**Extracted information:**
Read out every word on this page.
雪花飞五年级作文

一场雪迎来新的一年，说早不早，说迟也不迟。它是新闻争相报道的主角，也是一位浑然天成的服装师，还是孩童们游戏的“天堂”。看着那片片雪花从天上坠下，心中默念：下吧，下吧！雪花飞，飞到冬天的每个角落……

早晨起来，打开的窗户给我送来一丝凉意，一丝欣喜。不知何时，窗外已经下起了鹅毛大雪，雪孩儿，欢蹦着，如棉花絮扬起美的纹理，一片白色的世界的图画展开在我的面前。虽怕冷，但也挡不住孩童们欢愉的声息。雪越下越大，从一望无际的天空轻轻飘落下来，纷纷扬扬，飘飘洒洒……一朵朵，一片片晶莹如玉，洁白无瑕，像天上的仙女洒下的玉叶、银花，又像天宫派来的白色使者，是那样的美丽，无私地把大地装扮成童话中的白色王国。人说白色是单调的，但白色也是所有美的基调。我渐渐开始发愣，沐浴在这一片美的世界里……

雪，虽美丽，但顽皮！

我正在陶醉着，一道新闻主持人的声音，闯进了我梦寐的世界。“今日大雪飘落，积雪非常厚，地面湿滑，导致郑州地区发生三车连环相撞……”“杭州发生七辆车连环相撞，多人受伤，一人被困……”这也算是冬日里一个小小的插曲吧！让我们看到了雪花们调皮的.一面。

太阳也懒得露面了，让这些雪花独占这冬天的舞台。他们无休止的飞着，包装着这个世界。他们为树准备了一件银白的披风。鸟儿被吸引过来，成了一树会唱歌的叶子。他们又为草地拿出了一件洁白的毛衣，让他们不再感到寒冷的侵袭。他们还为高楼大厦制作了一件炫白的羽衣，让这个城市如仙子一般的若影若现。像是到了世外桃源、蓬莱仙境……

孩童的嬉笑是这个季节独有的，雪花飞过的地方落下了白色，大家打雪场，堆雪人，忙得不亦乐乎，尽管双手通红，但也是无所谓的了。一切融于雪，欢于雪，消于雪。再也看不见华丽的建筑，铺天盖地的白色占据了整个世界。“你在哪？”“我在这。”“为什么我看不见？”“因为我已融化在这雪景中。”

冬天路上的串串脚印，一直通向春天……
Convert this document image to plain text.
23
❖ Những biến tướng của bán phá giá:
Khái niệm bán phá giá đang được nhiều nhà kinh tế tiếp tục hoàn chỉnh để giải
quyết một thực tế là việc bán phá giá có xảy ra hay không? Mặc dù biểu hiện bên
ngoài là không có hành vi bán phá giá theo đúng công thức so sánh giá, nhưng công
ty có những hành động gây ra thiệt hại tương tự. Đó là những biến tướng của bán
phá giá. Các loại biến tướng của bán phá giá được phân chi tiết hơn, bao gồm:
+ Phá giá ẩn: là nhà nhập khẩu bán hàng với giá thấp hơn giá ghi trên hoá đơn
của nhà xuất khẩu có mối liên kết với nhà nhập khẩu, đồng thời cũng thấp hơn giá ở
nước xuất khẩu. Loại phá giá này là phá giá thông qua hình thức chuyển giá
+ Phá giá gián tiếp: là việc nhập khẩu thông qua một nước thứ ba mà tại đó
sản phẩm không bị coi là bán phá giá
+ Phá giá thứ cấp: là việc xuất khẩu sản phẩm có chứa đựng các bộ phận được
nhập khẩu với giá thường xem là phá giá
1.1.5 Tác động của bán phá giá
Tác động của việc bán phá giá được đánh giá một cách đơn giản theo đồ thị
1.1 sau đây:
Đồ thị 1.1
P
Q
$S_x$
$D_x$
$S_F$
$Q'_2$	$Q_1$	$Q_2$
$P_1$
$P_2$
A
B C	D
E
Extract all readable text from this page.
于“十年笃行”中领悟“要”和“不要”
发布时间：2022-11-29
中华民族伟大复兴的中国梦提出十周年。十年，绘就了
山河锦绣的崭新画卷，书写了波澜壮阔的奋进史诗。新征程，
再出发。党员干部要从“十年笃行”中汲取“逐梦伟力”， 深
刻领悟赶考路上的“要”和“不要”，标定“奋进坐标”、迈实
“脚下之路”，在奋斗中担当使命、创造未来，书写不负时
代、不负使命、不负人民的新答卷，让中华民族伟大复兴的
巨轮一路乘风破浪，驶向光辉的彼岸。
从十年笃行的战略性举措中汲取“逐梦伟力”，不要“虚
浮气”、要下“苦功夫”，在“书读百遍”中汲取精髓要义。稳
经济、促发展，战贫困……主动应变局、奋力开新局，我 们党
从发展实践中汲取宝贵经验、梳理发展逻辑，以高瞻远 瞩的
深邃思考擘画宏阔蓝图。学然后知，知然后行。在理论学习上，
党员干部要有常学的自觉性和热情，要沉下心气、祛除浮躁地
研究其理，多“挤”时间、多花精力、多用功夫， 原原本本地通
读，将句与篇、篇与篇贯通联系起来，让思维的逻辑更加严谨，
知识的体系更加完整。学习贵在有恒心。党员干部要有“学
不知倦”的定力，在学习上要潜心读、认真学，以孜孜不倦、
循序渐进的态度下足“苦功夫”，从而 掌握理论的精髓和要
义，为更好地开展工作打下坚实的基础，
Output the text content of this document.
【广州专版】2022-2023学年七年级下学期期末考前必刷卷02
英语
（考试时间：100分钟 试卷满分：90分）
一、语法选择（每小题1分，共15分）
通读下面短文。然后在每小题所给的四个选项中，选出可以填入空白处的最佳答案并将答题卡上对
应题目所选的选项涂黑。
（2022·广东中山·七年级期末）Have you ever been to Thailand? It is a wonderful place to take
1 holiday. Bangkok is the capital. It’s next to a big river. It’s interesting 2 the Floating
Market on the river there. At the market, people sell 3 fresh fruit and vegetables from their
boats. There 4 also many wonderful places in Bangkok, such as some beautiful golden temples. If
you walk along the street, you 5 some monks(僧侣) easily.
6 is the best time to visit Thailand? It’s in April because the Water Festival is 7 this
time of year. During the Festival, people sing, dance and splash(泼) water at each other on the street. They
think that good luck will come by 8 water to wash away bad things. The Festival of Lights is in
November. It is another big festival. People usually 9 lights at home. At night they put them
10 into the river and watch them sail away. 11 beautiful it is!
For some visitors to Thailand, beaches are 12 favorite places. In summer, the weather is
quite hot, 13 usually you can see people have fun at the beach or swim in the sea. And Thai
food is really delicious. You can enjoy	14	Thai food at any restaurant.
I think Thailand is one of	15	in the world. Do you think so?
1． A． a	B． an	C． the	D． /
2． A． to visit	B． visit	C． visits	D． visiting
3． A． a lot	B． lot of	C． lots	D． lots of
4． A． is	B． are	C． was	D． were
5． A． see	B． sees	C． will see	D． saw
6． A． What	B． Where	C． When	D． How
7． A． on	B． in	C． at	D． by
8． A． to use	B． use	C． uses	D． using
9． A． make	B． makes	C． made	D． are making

**Task instructions:**
All of the lines above must be returned exactly.

**Answer for this exercise:**
Read out every word on this page.
雪花飞五年级作文

一场雪迎来新的一年，说早不早，说迟也不迟。它是新闻争相报道的主角，也是一位浑然天成的服装师，还是孩童们游戏的“天堂”。看着那片片雪花从天上坠下，心中默念：下吧，下吧！雪花飞，飞到冬天的每个角落……

早晨起来，打开的窗户给我送来一丝凉意，一丝欣喜。不知何时，窗外已经下起了鹅毛大雪，雪孩儿，欢蹦着，如棉花絮扬起美的纹理，一片白色的世界的图画展开在我的面前。虽怕冷，但也挡不住孩童们欢愉的声息。雪越下越大，从一望无际的天空轻轻飘落下来，纷纷扬扬，飘飘洒洒……一朵朵，一片片晶莹如玉，洁白无瑕，像天上的仙女洒下的玉叶、银花，又像天宫派来的白色使者，是那样的美丽，无私地把大地装扮成童话中的白色王国。人说白色是单调的，但白色也是所有美的基调。我渐渐开始发愣，沐浴在这一片美的世界里……

雪，虽美丽，但顽皮！

我正在陶醉着，一道新闻主持人的声音，闯进了我梦寐的世界。“今日大雪飘落，积雪非常厚，地面湿滑，导致郑州地区发生三车连环相撞……”“杭州发生七辆车连环相撞，多人受伤，一人被困……”这也算是冬日里一个小小的插曲吧！让我们看到了雪花们调皮的.一面。

太阳也懒得露面了，让这些雪花独占这冬天的舞台。他们无休止的飞着，包装着这个世界。他们为树准备了一件银白的披风。鸟儿被吸引过来，成了一树会唱歌的叶子。他们又为草地拿出了一件洁白的毛衣，让他们不再感到寒冷的侵袭。他们还为高楼大厦制作了一件炫白的羽衣，让这个城市如仙子一般的若影若现。像是到了世外桃源、蓬莱仙境……

孩童的嬉笑是这个季节独有的，雪花飞过的地方落下了白色，大家打雪场，堆雪人，忙得不亦乐乎，尽管双手通红，但也是无所谓的了。一切融于雪，欢于雪，消于雪。再也看不见华丽的建筑，铺天盖地的白色占据了整个世界。“你在哪？”“我在这。”“为什么我看不见？”“因为我已融化在这雪景中。”

冬天路上的串串脚印，一直通向春天……
Convert this document image to plain text.
23
❖ Những biến tướng của bán phá giá:
Khái niệm bán phá giá đang được nhiều nhà kinh tế tiếp tục hoàn chỉnh để giải
quyết một thực tế là việc bán phá giá có xảy ra hay không? Mặc dù biểu hiện bên
ngoài là không có hành vi bán phá giá theo đúng công thức so sánh giá, nhưng công
ty có những hành động gây ra thiệt hại tương tự. Đó là những biến tướng của bán
phá giá. Các loại biến tướng của bán phá giá được phân chi tiết hơn, bao gồm:
+ Phá giá ẩn: là nhà nhập khẩu bán hàng với giá thấp hơn giá ghi trên hoá đơn
của nhà xuất khẩu có mối liên kết với nhà nhập khẩu, đồng thời cũng thấp hơn giá ở
nước xuất khẩu. Loại phá giá này là phá giá thông qua hình thức chuyển giá
+ Phá giá gián tiếp: là việc nhập khẩu thông qua một nước thứ ba mà tại đó
sản phẩm không bị coi là bán phá giá
+ Phá giá thứ cấp: là việc xuất khẩu sản phẩm có chứa đựng các bộ phận được
nhập khẩu với giá thường xem là phá giá
1.1.5 Tác động của bán phá giá
Tác động của việc bán phá giá được đánh giá một cách đơn giản theo đồ thị
1.1 sau đây:
Đồ thị 1.1
P
Q
$S_x$
$D_x$
$S_F$
$Q'_2$	$Q_1$	$Q_2$
$P_1$
$P_2$
A
B C	D
E
Extract all readable text from this page.
于“十年笃行”中领悟“要”和“不要”
发布时间：2022-11-29
中华民族伟大复兴的中国梦提出十周年。十年，绘就了
山河锦绣的崭新画卷，书写了波澜壮阔的奋进史诗。新征程，
再出发。党员干部要从“十年笃行”中汲取“逐梦伟力”， 深
刻领悟赶考路上的“要”和“不要”，标定“奋进坐标”、迈实
“脚下之路”，在奋斗中担当使命、创造未来，书写不负时
代、不负使命、不负人民的新答卷，让中华民族伟大复兴的
巨轮一路乘风破浪，驶向光辉的彼岸。
从十年笃行的战略性举措中汲取“逐梦伟力”，不要“虚
浮气”、要下“苦功夫”，在“书读百遍”中汲取精髓要义。稳
经济、促发展，战贫困……主动应变局、奋力开新局，我 们党
从发展实践中汲取宝贵经验、梳理发展逻辑，以高瞻远 瞩的
深邃思考擘画宏阔蓝图。学然后知，知然后行。在理论学习上，
党员干部要有常学的自觉性和热情，要沉下心气、祛除浮躁地
研究其理，多“挤”时间、多花精力、多用功夫， 原原本本地通
读，将句与篇、篇与篇贯通联系起来，让思维的逻辑更加严谨，
知识的体系更加完整。学习贵在有恒心。党员干部要有“学
不知倦”的定力，在学习上要潜心读、认真学，以孜孜不倦、
循序渐进的态度下足“苦功夫”，从而 掌握理论的精髓和要
义，为更好地开展工作打下坚实的基础，
Output the text content of this document.
【广州专版】2022-2023学年七年级下学期期末考前必刷卷02
英语
（考试时间：100分钟 试卷满分：90分）
一、语法选择（每小题1分，共15分）
通读下面短文。然后在每小题所给的四个选项中，选出可以填入空白处的最佳答案并将答题卡上对
应题目所选的选项涂黑。
（2022·广东中山·七年级期末）Have you ever been to Thailand? It is a wonderful place to take
1 holiday. Bangkok is the capital. It’s next to a big river. It’s interesting 2 the Floating
Market on the river there. At the market, people sell 3 fresh fruit and vegetables from their
boats. There 4 also many wonderful places in Bangkok, such as some beautiful golden temples. If
you walk along the street, you 5 some monks(僧侣) easily.
6 is the best time to visit Thailand? It’s in April because the Water Festival is 7 this
time of year. During the Festival, people sing, dance and splash(泼) water at each other on the street. They
think that good luck will come by 8 water to wash away bad things. The Festival of Lights is in
November. It is another big festival. People usually 9 lights at home. At night they put them
10 into the river and watch them sail away. 11 beautiful it is!
For some visitors to Thailand, beaches are 12 favorite places. In summer, the weather is
quite hot, 13 usually you can see people have fun at the beach or swim in the sea. And Thai
food is really delicious. You can enjoy	14	Thai food at any restaurant.
I think Thailand is one of	15	in the world. Do you think so?
1． A． a	B． an	C． the	D． /
2． A． to visit	B． visit	C． visits	D． visiting
3． A． a lot	B． lot of	C． lots	D． lots of
4． A． is	B． are	C． was	D． were
5． A． see	B． sees	C． will see	D． saw
6． A． What	B． Where	C． When	D． How
7． A． on	B． in	C． at	D． by
8． A． to use	B． use	C． uses	D． using
9． A． make	B． makes	C． made	D． are making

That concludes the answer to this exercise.